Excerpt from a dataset
╭──
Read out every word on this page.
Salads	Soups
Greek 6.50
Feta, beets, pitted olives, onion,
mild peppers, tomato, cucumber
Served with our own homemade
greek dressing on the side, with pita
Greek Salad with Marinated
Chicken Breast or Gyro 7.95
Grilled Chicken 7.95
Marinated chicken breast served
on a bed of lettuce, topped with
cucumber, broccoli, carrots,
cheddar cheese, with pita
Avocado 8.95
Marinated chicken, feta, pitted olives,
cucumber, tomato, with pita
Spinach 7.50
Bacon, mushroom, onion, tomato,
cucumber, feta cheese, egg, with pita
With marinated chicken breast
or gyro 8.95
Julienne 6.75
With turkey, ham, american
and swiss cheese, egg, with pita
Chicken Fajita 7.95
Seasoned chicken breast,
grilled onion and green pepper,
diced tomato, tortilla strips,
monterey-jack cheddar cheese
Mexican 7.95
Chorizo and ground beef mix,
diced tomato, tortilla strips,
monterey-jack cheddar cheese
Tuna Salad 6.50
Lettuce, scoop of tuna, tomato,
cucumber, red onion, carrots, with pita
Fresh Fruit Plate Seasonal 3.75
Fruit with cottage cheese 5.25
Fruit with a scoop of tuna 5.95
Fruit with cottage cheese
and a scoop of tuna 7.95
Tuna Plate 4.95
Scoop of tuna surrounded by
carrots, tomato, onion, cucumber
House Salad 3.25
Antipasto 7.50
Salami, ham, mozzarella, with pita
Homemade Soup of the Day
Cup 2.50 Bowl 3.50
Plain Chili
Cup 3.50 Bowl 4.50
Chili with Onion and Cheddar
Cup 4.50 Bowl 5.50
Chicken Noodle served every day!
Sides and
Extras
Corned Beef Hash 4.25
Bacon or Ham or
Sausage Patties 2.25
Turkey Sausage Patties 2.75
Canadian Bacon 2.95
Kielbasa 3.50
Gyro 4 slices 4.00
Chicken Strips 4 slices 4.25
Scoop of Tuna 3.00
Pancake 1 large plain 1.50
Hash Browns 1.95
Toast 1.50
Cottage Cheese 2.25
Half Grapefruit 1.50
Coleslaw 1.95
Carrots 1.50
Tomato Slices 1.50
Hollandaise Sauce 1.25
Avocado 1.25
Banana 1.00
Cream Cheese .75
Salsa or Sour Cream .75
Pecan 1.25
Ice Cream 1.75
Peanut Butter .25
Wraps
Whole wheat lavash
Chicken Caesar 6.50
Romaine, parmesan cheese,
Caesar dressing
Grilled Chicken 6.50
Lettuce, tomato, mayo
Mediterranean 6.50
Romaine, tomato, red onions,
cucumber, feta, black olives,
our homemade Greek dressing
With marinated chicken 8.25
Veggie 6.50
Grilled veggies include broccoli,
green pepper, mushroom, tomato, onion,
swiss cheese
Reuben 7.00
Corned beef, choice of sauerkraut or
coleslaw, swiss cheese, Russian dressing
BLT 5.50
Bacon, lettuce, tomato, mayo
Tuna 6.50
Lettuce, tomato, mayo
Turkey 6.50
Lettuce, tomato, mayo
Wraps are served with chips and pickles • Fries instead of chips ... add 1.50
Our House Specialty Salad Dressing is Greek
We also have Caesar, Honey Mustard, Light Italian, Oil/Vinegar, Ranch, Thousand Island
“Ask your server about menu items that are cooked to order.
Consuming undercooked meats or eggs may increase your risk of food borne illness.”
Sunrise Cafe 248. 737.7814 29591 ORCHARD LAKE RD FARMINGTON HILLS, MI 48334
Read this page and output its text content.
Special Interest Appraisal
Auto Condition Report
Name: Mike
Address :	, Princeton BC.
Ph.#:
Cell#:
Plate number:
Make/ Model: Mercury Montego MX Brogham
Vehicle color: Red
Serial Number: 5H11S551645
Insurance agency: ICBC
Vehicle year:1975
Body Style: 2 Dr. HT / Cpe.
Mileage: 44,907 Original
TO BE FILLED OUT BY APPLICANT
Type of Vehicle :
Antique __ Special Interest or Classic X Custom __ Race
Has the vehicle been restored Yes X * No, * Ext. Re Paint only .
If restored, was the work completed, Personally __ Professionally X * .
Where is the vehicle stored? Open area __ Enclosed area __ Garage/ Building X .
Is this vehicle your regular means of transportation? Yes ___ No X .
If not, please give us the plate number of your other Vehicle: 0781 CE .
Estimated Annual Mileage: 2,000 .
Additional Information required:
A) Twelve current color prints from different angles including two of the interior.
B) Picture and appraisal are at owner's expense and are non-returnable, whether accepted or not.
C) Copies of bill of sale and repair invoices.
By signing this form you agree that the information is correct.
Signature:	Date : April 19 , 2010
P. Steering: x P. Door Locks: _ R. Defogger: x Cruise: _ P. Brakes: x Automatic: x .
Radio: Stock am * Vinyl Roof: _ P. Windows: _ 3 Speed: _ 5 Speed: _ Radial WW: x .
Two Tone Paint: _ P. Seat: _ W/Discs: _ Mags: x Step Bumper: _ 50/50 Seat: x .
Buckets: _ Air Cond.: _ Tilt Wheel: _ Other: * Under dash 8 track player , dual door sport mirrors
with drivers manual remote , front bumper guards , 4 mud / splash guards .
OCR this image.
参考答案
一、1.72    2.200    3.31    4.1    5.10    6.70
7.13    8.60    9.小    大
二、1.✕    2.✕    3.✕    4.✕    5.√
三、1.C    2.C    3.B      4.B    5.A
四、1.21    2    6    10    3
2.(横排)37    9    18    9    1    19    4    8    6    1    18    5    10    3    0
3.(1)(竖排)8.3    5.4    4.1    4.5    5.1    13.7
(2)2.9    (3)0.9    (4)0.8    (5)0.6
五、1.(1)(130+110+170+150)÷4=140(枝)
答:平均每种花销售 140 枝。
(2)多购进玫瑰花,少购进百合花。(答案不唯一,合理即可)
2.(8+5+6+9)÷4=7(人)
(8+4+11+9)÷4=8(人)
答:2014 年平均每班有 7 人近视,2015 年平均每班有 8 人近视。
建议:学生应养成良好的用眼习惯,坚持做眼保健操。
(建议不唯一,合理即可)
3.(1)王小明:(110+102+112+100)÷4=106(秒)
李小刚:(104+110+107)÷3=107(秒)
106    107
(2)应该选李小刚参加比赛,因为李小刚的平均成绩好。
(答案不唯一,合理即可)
╰──
The records above are to be repeated exactly, in their entirety.

**ANSWER FOR THIS EXERCISE**
Read out every word on this page.
Salads	Soups
Greek 6.50
Feta, beets, pitted olives, onion,
mild peppers, tomato, cucumber
Served with our own homemade
greek dressing on the side, with pita
Greek Salad with Marinated
Chicken Breast or Gyro 7.95
Grilled Chicken 7.95
Marinated chicken breast served
on a bed of lettuce, topped with
cucumber, broccoli, carrots,
cheddar cheese, with pita
Avocado 8.95
Marinated chicken, feta, pitted olives,
cucumber, tomato, with pita
Spinach 7.50
Bacon, mushroom, onion, tomato,
cucumber, feta cheese, egg, with pita
With marinated chicken breast
or gyro 8.95
Julienne 6.75
With turkey, ham, american
and swiss cheese, egg, with pita
Chicken Fajita 7.95
Seasoned chicken breast,
grilled onion and green pepper,
diced tomato, tortilla strips,
monterey-jack cheddar cheese
Mexican 7.95
Chorizo and ground beef mix,
diced tomato, tortilla strips,
monterey-jack cheddar cheese
Tuna Salad 6.50
Lettuce, scoop of tuna, tomato,
cucumber, red onion, carrots, with pita
Fresh Fruit Plate Seasonal 3.75
Fruit with cottage cheese 5.25
Fruit with a scoop of tuna 5.95
Fruit with cottage cheese
and a scoop of tuna 7.95
Tuna Plate 4.95
Scoop of tuna surrounded by
carrots, tomato, onion, cucumber
House Salad 3.25
Antipasto 7.50
Salami, ham, mozzarella, with pita
Homemade Soup of the Day
Cup 2.50 Bowl 3.50
Plain Chili
Cup 3.50 Bowl 4.50
Chili with Onion and Cheddar
Cup 4.50 Bowl 5.50
Chicken Noodle served every day!
Sides and
Extras
Corned Beef Hash 4.25
Bacon or Ham or
Sausage Patties 2.25
Turkey Sausage Patties 2.75
Canadian Bacon 2.95
Kielbasa 3.50
Gyro 4 slices 4.00
Chicken Strips 4 slices 4.25
Scoop of Tuna 3.00
Pancake 1 large plain 1.50
Hash Browns 1.95
Toast 1.50
Cottage Cheese 2.25
Half Grapefruit 1.50
Coleslaw 1.95
Carrots 1.50
Tomato Slices 1.50
Hollandaise Sauce 1.25
Avocado 1.25
Banana 1.00
Cream Cheese .75
Salsa or Sour Cream .75
Pecan 1.25
Ice Cream 1.75
Peanut Butter .25
Wraps
Whole wheat lavash
Chicken Caesar 6.50
Romaine, parmesan cheese,
Caesar dressing
Grilled Chicken 6.50
Lettuce, tomato, mayo
Mediterranean 6.50
Romaine, tomato, red onions,
cucumber, feta, black olives,
our homemade Greek dressing
With marinated chicken 8.25
Veggie 6.50
Grilled veggies include broccoli,
green pepper, mushroom, tomato, onion,
swiss cheese
Reuben 7.00
Corned beef, choice of sauerkraut or
coleslaw, swiss cheese, Russian dressing
BLT 5.50
Bacon, lettuce, tomato, mayo
Tuna 6.50
Lettuce, tomato, mayo
Turkey 6.50
Lettuce, tomato, mayo
Wraps are served with chips and pickles • Fries instead of chips ... add 1.50
Our House Specialty Salad Dressing is Greek
We also have Caesar, Honey Mustard, Light Italian, Oil/Vinegar, Ranch, Thousand Island
“Ask your server about menu items that are cooked to order.
Consuming undercooked meats or eggs may increase your risk of food borne illness.”
Sunrise Cafe 248. 737.7814 29591 ORCHARD LAKE RD FARMINGTON HILLS, MI 48334
Read this page and output its text content.
Special Interest Appraisal
Auto Condition Report
Name: Mike
Address :	, Princeton BC.
Ph.#:
Cell#:
Plate number:
Make/ Model: Mercury Montego MX Brogham
Vehicle color: Red
Serial Number: 5H11S551645
Insurance agency: ICBC
Vehicle year:1975
Body Style: 2 Dr. HT / Cpe.
Mileage: 44,907 Original
TO BE FILLED OUT BY APPLICANT
Type of Vehicle :
Antique __ Special Interest or Classic X Custom __ Race
Has the vehicle been restored Yes X * No, * Ext. Re Paint only .
If restored, was the work completed, Personally __ Professionally X * .
Where is the vehicle stored? Open area __ Enclosed area __ Garage/ Building X .
Is this vehicle your regular means of transportation? Yes ___ No X .
If not, please give us the plate number of your other Vehicle: 0781 CE .
Estimated Annual Mileage: 2,000 .
Additional Information required:
A) Twelve current color prints from different angles including two of the interior.
B) Picture and appraisal are at owner's expense and are non-returnable, whether accepted or not.
C) Copies of bill of sale and repair invoices.
By signing this form you agree that the information is correct.
Signature:	Date : April 19 , 2010
P. Steering: x P. Door Locks: _ R. Defogger: x Cruise: _ P. Brakes: x Automatic: x .
Radio: Stock am * Vinyl Roof: _ P. Windows: _ 3 Speed: _ 5 Speed: _ Radial WW: x .
Two Tone Paint: _ P. Seat: _ W/Discs: _ Mags: x Step Bumper: _ 50/50 Seat: x .
Buckets: _ Air Cond.: _ Tilt Wheel: _ Other: * Under dash 8 track player , dual door sport mirrors
with drivers manual remote , front bumper guards , 4 mud / splash guards .
OCR this image.
参考答案
一、1.72    2.200    3.31    4.1    5.10    6.70
7.13    8.60    9.小    大
二、1.✕    2.✕    3.✕    4.✕    5.√
三、1.C    2.C    3.B      4.B    5.A
四、1.21    2    6    10    3
2.(横排)37    9    18    9    1    19    4    8    6    1    18    5    10    3    0
3.(1)(竖排)8.3    5.4    4.1    4.5    5.1    13.7
(2)2.9    (3)0.9    (4)0.8    (5)0.6
五、1.(1)(130+110+170+150)÷4=140(枝)
答:平均每种花销售 140 枝。
(2)多购进玫瑰花,少购进百合花。(答案不唯一,合理即可)
2.(8+5+6+9)÷4=7(人)
(8+4+11+9)÷4=8(人)
答:2014 年平均每班有 7 人近视,2015 年平均每班有 8 人近视。
建议:学生应养成良好的用眼习惯,坚持做眼保健操。
(建议不唯一,合理即可)
3.(1)王小明:(110+102+112+100)÷4=106(秒)
李小刚:(104+110+107)÷3=107(秒)
106    107
(2)应该选李小刚参加比赛,因为李小刚的平均成绩好。
(答案不唯一,合理即可)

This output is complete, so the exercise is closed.